Rows from a dataset
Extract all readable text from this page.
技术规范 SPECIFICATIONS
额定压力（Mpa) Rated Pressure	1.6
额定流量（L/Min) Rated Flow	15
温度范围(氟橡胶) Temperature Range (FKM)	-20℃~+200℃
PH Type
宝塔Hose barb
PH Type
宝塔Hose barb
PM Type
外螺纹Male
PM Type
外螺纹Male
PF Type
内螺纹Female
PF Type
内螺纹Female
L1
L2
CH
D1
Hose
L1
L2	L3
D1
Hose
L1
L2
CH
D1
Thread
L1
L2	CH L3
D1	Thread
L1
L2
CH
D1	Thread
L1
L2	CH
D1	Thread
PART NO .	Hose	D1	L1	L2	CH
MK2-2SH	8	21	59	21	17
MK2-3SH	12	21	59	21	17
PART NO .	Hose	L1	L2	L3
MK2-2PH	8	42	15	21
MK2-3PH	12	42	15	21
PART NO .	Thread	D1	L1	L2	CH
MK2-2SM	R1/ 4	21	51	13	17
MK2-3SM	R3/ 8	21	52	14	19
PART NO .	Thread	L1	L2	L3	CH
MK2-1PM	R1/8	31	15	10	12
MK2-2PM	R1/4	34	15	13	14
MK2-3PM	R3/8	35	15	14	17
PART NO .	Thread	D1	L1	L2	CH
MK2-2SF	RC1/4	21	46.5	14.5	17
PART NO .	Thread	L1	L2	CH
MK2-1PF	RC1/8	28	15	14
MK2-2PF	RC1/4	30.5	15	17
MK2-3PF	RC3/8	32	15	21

▸ What you are asked to do
Please restate the whole listing word for word.

▸ Task result
Extract all readable text from this page.
技术规范 SPECIFICATIONS
额定压力（Mpa) Rated Pressure	1.6
额定流量（L/Min) Rated Flow	15
温度范围(氟橡胶) Temperature Range (FKM)	-20℃~+200℃
PH Type
宝塔Hose barb
PH Type
宝塔Hose barb
PM Type
外螺纹Male
PM Type
外螺纹Male
PF Type
内螺纹Female
PF Type
内螺纹Female
L1
L2
CH
D1
Hose
L1
L2	L3
D1
Hose
L1
L2
CH
D1
Thread
L1
L2	CH L3
D1	Thread
L1
L2
CH
D1	Thread
L1
L2	CH
D1	Thread
PART NO .	Hose	D1	L1	L2	CH
MK2-2SH	8	21	59	21	17
MK2-3SH	12	21	59	21	17
PART NO .	Hose	L1	L2	L3
MK2-2PH	8	42	15	21
MK2-3PH	12	42	15	21
PART NO .	Thread	D1	L1	L2	CH
MK2-2SM	R1/ 4	21	51	13	17
MK2-3SM	R3/ 8	21	52	14	19
PART NO .	Thread	L1	L2	L3	CH
MK2-1PM	R1/8	31	15	10	12
MK2-2PM	R1/4	34	15	13	14
MK2-3PM	R3/8	35	15	14	17
PART NO .	Thread	D1	L1	L2	CH
MK2-2SF	RC1/4	21	46.5	14.5	17
PART NO .	Thread	L1	L2	CH
MK2-1PF	RC1/8	28	15	14
MK2-2PF	RC1/4	30.5	15	17
MK2-3PF	RC3/8	32	15	21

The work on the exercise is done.